┌─ RECORDS FOR THE TASK
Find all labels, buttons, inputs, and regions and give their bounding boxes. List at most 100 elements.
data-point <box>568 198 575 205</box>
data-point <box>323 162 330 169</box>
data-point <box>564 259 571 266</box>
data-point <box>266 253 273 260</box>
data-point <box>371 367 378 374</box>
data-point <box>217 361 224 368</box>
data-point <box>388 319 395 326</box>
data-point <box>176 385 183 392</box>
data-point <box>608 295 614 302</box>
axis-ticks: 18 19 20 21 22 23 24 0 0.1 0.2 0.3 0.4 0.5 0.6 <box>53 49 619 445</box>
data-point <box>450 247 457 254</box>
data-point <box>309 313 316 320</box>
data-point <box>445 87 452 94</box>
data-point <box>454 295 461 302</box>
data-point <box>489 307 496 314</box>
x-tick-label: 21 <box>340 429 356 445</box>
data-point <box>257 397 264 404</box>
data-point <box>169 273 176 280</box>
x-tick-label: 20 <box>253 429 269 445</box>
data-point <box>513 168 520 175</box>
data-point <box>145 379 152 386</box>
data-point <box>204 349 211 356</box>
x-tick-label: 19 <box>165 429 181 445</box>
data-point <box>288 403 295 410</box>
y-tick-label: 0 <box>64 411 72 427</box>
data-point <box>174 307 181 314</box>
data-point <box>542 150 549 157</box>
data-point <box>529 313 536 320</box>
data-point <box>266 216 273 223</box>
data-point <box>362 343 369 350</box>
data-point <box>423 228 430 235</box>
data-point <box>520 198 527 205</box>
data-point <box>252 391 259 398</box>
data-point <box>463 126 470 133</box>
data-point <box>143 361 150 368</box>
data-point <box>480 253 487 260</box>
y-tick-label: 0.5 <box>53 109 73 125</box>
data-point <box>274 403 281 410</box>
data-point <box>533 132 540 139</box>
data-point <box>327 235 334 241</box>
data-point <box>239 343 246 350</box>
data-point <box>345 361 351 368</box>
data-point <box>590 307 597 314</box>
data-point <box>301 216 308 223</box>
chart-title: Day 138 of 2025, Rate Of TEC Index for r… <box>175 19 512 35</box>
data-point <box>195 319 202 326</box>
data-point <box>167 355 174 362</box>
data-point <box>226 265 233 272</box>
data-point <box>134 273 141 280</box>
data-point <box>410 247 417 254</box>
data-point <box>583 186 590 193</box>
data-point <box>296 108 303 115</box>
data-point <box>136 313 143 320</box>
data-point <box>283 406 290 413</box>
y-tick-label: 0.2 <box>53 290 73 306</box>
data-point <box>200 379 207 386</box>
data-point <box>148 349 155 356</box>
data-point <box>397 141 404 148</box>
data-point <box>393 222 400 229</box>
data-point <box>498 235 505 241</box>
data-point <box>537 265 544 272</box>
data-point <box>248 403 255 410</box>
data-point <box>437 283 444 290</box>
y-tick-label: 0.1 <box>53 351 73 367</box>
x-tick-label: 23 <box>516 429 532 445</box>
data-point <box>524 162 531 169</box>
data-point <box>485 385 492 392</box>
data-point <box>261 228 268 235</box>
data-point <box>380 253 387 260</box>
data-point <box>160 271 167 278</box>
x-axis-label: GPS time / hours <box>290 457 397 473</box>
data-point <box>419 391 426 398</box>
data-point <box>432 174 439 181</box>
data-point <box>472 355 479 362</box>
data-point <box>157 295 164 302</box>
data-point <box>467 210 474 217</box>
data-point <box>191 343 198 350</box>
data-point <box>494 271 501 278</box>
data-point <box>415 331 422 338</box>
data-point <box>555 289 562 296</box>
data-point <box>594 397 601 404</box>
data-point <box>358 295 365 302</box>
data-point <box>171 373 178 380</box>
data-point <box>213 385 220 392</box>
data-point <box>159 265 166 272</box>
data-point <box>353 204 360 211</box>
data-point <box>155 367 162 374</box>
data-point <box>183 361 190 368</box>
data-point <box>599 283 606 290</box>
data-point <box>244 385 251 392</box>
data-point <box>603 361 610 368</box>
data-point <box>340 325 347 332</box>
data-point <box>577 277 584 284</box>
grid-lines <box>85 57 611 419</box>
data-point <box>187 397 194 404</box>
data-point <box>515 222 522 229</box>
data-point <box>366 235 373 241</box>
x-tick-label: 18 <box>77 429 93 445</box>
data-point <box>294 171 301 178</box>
└─
**EXERCISE GOAL**
Reproduce every line of the records above word for word, with nothing changed or left out.

**WRITTEN RESPONSE**
Find all labels, buttons, inputs, and regions and give their bounding boxes. List at most 100 elements.
data-point <box>568 198 575 205</box>
data-point <box>323 162 330 169</box>
data-point <box>564 259 571 266</box>
data-point <box>266 253 273 260</box>
data-point <box>371 367 378 374</box>
data-point <box>217 361 224 368</box>
data-point <box>388 319 395 326</box>
data-point <box>176 385 183 392</box>
data-point <box>608 295 614 302</box>
axis-ticks: 18 19 20 21 22 23 24 0 0.1 0.2 0.3 0.4 0.5 0.6 <box>53 49 619 445</box>
data-point <box>450 247 457 254</box>
data-point <box>309 313 316 320</box>
data-point <box>445 87 452 94</box>
data-point <box>454 295 461 302</box>
data-point <box>489 307 496 314</box>
x-tick-label: 21 <box>340 429 356 445</box>
data-point <box>257 397 264 404</box>
data-point <box>169 273 176 280</box>
x-tick-label: 20 <box>253 429 269 445</box>
data-point <box>513 168 520 175</box>
data-point <box>145 379 152 386</box>
data-point <box>204 349 211 356</box>
x-tick-label: 19 <box>165 429 181 445</box>
data-point <box>288 403 295 410</box>
y-tick-label: 0 <box>64 411 72 427</box>
data-point <box>174 307 181 314</box>
data-point <box>542 150 549 157</box>
data-point <box>529 313 536 320</box>
data-point <box>266 216 273 223</box>
data-point <box>362 343 369 350</box>
data-point <box>423 228 430 235</box>
data-point <box>520 198 527 205</box>
data-point <box>252 391 259 398</box>
data-point <box>463 126 470 133</box>
data-point <box>143 361 150 368</box>
data-point <box>480 253 487 260</box>
y-tick-label: 0.5 <box>53 109 73 125</box>
data-point <box>274 403 281 410</box>
data-point <box>533 132 540 139</box>
data-point <box>327 235 334 241</box>
data-point <box>239 343 246 350</box>
data-point <box>345 361 351 368</box>
data-point <box>590 307 597 314</box>
data-point <box>301 216 308 223</box>
chart-title: Day 138 of 2025, Rate Of TEC Index for r… <box>175 19 512 35</box>
data-point <box>195 319 202 326</box>
data-point <box>167 355 174 362</box>
data-point <box>226 265 233 272</box>
data-point <box>134 273 141 280</box>
data-point <box>410 247 417 254</box>
data-point <box>583 186 590 193</box>
data-point <box>296 108 303 115</box>
data-point <box>136 313 143 320</box>
data-point <box>283 406 290 413</box>
y-tick-label: 0.2 <box>53 290 73 306</box>
data-point <box>200 379 207 386</box>
data-point <box>148 349 155 356</box>
data-point <box>397 141 404 148</box>
data-point <box>393 222 400 229</box>
data-point <box>498 235 505 241</box>
data-point <box>537 265 544 272</box>
data-point <box>248 403 255 410</box>
data-point <box>437 283 444 290</box>
y-tick-label: 0.1 <box>53 351 73 367</box>
x-tick-label: 23 <box>516 429 532 445</box>
data-point <box>524 162 531 169</box>
data-point <box>485 385 492 392</box>
data-point <box>261 228 268 235</box>
data-point <box>380 253 387 260</box>
data-point <box>160 271 167 278</box>
x-axis-label: GPS time / hours <box>290 457 397 473</box>
data-point <box>419 391 426 398</box>
data-point <box>432 174 439 181</box>
data-point <box>472 355 479 362</box>
data-point <box>157 295 164 302</box>
data-point <box>467 210 474 217</box>
data-point <box>191 343 198 350</box>
data-point <box>494 271 501 278</box>
data-point <box>415 331 422 338</box>
data-point <box>555 289 562 296</box>
data-point <box>594 397 601 404</box>
data-point <box>358 295 365 302</box>
data-point <box>171 373 178 380</box>
data-point <box>213 385 220 392</box>
data-point <box>159 265 166 272</box>
data-point <box>353 204 360 211</box>
data-point <box>155 367 162 374</box>
data-point <box>183 361 190 368</box>
data-point <box>599 283 606 290</box>
data-point <box>244 385 251 392</box>
data-point <box>603 361 610 368</box>
data-point <box>340 325 347 332</box>
data-point <box>577 277 584 284</box>
grid-lines <box>85 57 611 419</box>
data-point <box>187 397 194 404</box>
data-point <box>515 222 522 229</box>
data-point <box>366 235 373 241</box>
x-tick-label: 18 <box>77 429 93 445</box>
data-point <box>294 171 301 178</box>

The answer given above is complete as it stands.